▶ **REQUIRED WORK**: Return the listing below unchanged, minus its pictures.

▶ **SUPPLIED RECORDS**:
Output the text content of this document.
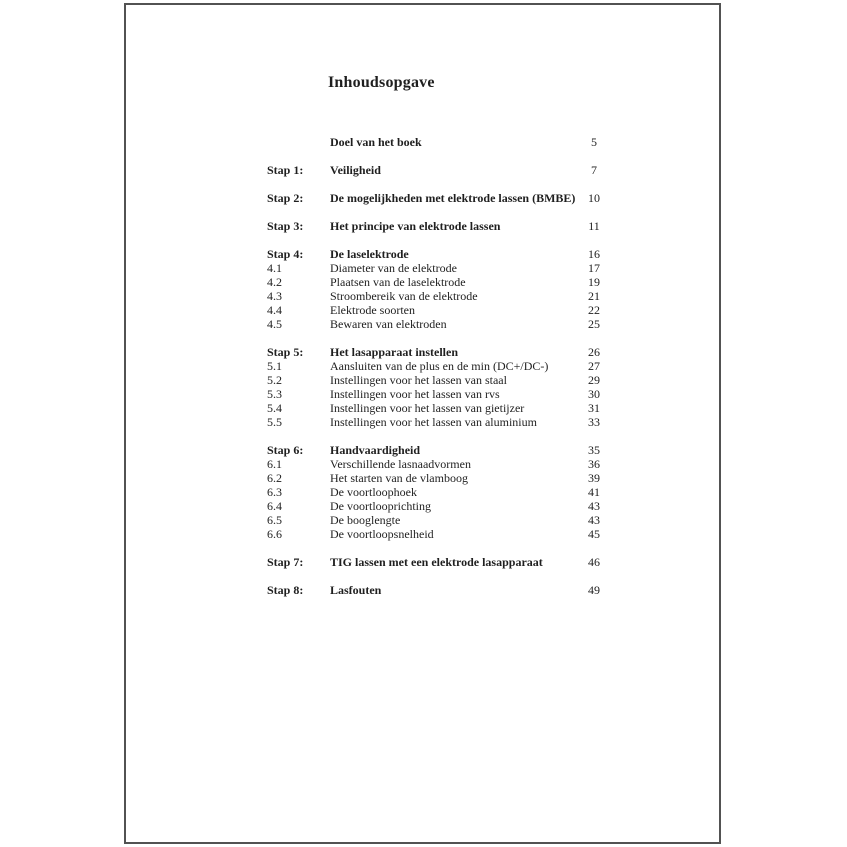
Inhoudsopgave
Doel van het boek	5
Stap 1:	Veiligheid	7
Stap 2:	De mogelijkheden met elektrode lassen (BMBE)	10
Stap 3:	Het principe van elektrode lassen	11
Stap 4:	De laselektrode	16
4.1	Diameter van de elektrode	17
4.2	Plaatsen van de laselektrode	19
4.3	Stroombereik van de elektrode	21
4.4	Elektrode soorten	22
4.5	Bewaren van elektroden	25
Stap 5:	Het lasapparaat instellen	26
5.1	Aansluiten van de plus en de min (DC+/DC-)	27
5.2	Instellingen voor het lassen van staal	29
5.3	Instellingen voor het lassen van rvs	30
5.4	Instellingen voor het lassen van gietijzer	31
5.5	Instellingen voor het lassen van aluminium	33
Stap 6:	Handvaardigheid	35
6.1	Verschillende lasnaadvormen	36
6.2	Het starten van de vlamboog	39
6.3	De voortloophoek	41
6.4	De voortlooprichting	43
6.5	De booglengte	43
6.6	De voortloopsnelheid	45
Stap 7:	TIG lassen met een elektrode lasapparaat	46
Stap 8:	Lasfouten	49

▶ **ANSWER TO THIS EXERCISE**:
Output the text content of this document.
Inhoudsopgave
Doel van het boek	5
Stap 1:	Veiligheid	7
Stap 2:	De mogelijkheden met elektrode lassen (BMBE)	10
Stap 3:	Het principe van elektrode lassen	11
Stap 4:	De laselektrode	16
4.1	Diameter van de elektrode	17
4.2	Plaatsen van de laselektrode	19
4.3	Stroombereik van de elektrode	21
4.4	Elektrode soorten	22
4.5	Bewaren van elektroden	25
Stap 5:	Het lasapparaat instellen	26
5.1	Aansluiten van de plus en de min (DC+/DC-)	27
5.2	Instellingen voor het lassen van staal	29
5.3	Instellingen voor het lassen van rvs	30
5.4	Instellingen voor het lassen van gietijzer	31
5.5	Instellingen voor het lassen van aluminium	33
Stap 6:	Handvaardigheid	35
6.1	Verschillende lasnaadvormen	36
6.2	Het starten van de vlamboog	39
6.3	De voortloophoek	41
6.4	De voortlooprichting	43
6.5	De booglengte	43
6.6	De voortloopsnelheid	45
Stap 7:	TIG lassen met een elektrode lasapparaat	46
Stap 8:	Lasfouten	49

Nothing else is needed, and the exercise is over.